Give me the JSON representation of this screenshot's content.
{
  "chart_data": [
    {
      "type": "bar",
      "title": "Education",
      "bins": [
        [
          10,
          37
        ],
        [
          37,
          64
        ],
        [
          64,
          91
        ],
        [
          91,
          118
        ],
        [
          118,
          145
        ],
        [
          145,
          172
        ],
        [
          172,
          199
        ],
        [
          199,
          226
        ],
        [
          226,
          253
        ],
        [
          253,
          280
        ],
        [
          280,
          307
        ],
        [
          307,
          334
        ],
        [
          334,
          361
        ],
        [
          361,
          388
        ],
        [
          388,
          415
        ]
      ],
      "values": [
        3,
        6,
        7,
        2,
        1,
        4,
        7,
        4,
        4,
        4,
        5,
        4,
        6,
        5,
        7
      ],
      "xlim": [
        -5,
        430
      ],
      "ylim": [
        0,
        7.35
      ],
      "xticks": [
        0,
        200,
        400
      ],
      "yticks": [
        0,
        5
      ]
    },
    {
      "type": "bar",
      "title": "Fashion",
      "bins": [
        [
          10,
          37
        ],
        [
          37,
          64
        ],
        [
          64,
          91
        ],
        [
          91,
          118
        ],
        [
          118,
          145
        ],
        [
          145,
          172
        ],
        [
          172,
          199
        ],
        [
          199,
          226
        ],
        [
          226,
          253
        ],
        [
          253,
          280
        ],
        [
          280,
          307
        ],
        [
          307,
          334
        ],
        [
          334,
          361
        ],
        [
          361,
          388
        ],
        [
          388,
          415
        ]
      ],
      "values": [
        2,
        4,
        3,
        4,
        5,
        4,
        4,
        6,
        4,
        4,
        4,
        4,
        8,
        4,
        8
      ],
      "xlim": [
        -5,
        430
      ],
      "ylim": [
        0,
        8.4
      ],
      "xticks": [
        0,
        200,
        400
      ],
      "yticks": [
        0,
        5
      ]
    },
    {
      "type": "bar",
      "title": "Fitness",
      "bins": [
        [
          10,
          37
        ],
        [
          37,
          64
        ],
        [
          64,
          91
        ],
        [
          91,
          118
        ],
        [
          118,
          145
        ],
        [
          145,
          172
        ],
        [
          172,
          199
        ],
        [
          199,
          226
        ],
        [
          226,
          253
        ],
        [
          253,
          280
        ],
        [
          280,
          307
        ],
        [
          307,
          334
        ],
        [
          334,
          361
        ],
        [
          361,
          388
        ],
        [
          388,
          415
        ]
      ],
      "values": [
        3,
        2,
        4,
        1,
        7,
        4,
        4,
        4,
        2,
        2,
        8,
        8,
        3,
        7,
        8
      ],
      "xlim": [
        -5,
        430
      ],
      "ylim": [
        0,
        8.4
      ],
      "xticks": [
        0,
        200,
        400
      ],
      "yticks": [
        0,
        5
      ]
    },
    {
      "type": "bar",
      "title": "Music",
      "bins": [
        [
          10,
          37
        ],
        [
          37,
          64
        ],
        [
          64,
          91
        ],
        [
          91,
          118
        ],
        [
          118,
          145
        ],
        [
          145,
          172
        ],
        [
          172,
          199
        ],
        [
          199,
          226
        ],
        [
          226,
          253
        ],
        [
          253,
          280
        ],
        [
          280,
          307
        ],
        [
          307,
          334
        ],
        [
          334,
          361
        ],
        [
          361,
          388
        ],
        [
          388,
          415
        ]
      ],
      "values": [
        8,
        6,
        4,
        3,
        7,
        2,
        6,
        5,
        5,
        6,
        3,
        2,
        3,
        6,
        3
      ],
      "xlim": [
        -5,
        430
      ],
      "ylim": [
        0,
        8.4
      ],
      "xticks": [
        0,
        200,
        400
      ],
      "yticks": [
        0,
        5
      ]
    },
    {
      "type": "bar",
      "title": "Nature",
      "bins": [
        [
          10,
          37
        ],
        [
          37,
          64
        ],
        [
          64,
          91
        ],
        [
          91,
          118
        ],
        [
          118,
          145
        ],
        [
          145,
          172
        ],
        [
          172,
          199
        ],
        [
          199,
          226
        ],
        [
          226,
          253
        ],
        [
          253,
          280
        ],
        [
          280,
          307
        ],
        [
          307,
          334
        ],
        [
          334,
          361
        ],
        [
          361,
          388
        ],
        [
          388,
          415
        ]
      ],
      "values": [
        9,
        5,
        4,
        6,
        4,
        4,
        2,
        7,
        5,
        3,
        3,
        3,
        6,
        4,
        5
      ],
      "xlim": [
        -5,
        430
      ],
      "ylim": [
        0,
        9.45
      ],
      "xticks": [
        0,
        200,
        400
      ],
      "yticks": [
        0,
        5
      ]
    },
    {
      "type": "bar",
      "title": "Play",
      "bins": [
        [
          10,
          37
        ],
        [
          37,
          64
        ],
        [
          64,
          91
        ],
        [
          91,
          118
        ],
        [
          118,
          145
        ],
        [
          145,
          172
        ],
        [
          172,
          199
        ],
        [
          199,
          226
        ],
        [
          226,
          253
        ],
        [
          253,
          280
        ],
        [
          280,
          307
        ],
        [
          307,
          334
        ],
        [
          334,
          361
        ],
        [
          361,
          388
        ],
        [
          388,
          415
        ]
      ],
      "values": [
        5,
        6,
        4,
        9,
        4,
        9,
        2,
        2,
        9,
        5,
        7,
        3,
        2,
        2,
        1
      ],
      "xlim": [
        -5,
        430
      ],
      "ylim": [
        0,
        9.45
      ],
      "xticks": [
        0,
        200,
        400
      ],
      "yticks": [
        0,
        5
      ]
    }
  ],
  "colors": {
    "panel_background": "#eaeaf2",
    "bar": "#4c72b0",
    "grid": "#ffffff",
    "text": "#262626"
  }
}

> **Short exercise**
Reproduce the material above, every line of it, exactly.

> **Output for this exercise**
Give me the JSON representation of this screenshot's content.
{
  "chart_data": [
    {
      "type": "bar",
      "title": "Education",
      "bins": [
        [
          10,
          37
        ],
        [
          37,
          64
        ],
        [
          64,
          91
        ],
        [
          91,
          118
        ],
        [
          118,
          145
        ],
        [
          145,
          172
        ],
        [
          172,
          199
        ],
        [
          199,
          226
        ],
        [
          226,
          253
        ],
        [
          253,
          280
        ],
        [
          280,
          307
        ],
        [
          307,
          334
        ],
        [
          334,
          361
        ],
        [
          361,
          388
        ],
        [
          388,
          415
        ]
      ],
      "values": [
        3,
        6,
        7,
        2,
        1,
        4,
        7,
        4,
        4,
        4,
        5,
        4,
        6,
        5,
        7
      ],
      "xlim": [
        -5,
        430
      ],
      "ylim": [
        0,
        7.35
      ],
      "xticks": [
        0,
        200,
        400
      ],
      "yticks": [
        0,
        5
      ]
    },
    {
      "type": "bar",
      "title": "Fashion",
      "bins": [
        [
          10,
          37
        ],
        [
          37,
          64
        ],
        [
          64,
          91
        ],
        [
          91,
          118
        ],
        [
          118,
          145
        ],
        [
          145,
          172
        ],
        [
          172,
          199
        ],
        [
          199,
          226
        ],
        [
          226,
          253
        ],
        [
          253,
          280
        ],
        [
          280,
          307
        ],
        [
          307,
          334
        ],
        [
          334,
          361
        ],
        [
          361,
          388
        ],
        [
          388,
          415
        ]
      ],
      "values": [
        2,
        4,
        3,
        4,
        5,
        4,
        4,
        6,
        4,
        4,
        4,
        4,
        8,
        4,
        8
      ],
      "xlim": [
        -5,
        430
      ],
      "ylim": [
        0,
        8.4
      ],
      "xticks": [
        0,
        200,
        400
      ],
      "yticks": [
        0,
        5
      ]
    },
    {
      "type": "bar",
      "title": "Fitness",
      "bins": [
        [
          10,
          37
        ],
        [
          37,
          64
        ],
        [
          64,
          91
        ],
        [
          91,
          118
        ],
        [
          118,
          145
        ],
        [
          145,
          172
        ],
        [
          172,
          199
        ],
        [
          199,
          226
        ],
        [
          226,
          253
        ],
        [
          253,
          280
        ],
        [
          280,
          307
        ],
        [
          307,
          334
        ],
        [
          334,
          361
        ],
        [
          361,
          388
        ],
        [
          388,
          415
        ]
      ],
      "values": [
        3,
        2,
        4,
        1,
        7,
        4,
        4,
        4,
        2,
        2,
        8,
        8,
        3,
        7,
        8
      ],
      "xlim": [
        -5,
        430
      ],
      "ylim": [
        0,
        8.4
      ],
      "xticks": [
        0,
        200,
        400
      ],
      "yticks": [
        0,
        5
      ]
    },
    {
      "type": "bar",
      "title": "Music",
      "bins": [
        [
          10,
          37
        ],
        [
          37,
          64
        ],
        [
          64,
          91
        ],
        [
          91,
          118
        ],
        [
          118,
          145
        ],
        [
          145,
          172
        ],
        [
          172,
          199
        ],
        [
          199,
          226
        ],
        [
          226,
          253
        ],
        [
          253,
          280
        ],
        [
          280,
          307
        ],
        [
          307,
          334
        ],
        [
          334,
          361
        ],
        [
          361,
          388
        ],
        [
          388,
          415
        ]
      ],
      "values": [
        8,
        6,
        4,
        3,
        7,
        2,
        6,
        5,
        5,
        6,
        3,
        2,
        3,
        6,
        3
      ],
      "xlim": [
        -5,
        430
      ],
      "ylim": [
        0,
        8.4
      ],
      "xticks": [
        0,
        200,
        400
      ],
      "yticks": [
        0,
        5
      ]
    },
    {
      "type": "bar",
      "title": "Nature",
      "bins": [
        [
          10,
          37
        ],
        [
          37,
          64
        ],
        [
          64,
          91
        ],
        [
          91,
          118
        ],
        [
          118,
          145
        ],
        [
          145,
          172
        ],
        [
          172,
          199
        ],
        [
          199,
          226
        ],
        [
          226,
          253
        ],
        [
          253,
          280
        ],
        [
          280,
          307
        ],
        [
          307,
          334
        ],
        [
          334,
          361
        ],
        [
          361,
          388
        ],
        [
          388,
          415
        ]
      ],
      "values": [
        9,
        5,
        4,
        6,
        4,
        4,
        2,
        7,
        5,
        3,
        3,
        3,
        6,
        4,
        5
      ],
      "xlim": [
        -5,
        430
      ],
      "ylim": [
        0,
        9.45
      ],
      "xticks": [
        0,
        200,
        400
      ],
      "yticks": [
        0,
        5
      ]
    },
    {
      "type": "bar",
      "title": "Play",
      "bins": [
        [
          10,
          37
        ],
        [
          37,
          64
        ],
        [
          64,
          91
        ],
        [
          91,
          118
        ],
        [
          118,
          145
        ],
        [
          145,
          172
        ],
        [
          172,
          199
        ],
        [
          199,
          226
        ],
        [
          226,
          253
        ],
        [
          253,
          280
        ],
        [
          280,
          307
        ],
        [
          307,
          334
        ],
        [
          334,
          361
        ],
        [
          361,
          388
        ],
        [
          388,
          415
        ]
      ],
      "values": [
        5,
        6,
        4,
        9,
        4,
        9,
        2,
        2,
        9,
        5,
        7,
        3,
        2,
        2,
        1
      ],
      "xlim": [
        -5,
        430
      ],
      "ylim": [
        0,
        9.45
      ],
      "xticks": [
        0,
        200,
        400
      ],
      "yticks": [
        0,
        5
      ]
    }
  ],
  "colors": {
    "panel_background": "#eaeaf2",
    "bar": "#4c72b0",
    "grid": "#ffffff",
    "text": "#262626"
  }
}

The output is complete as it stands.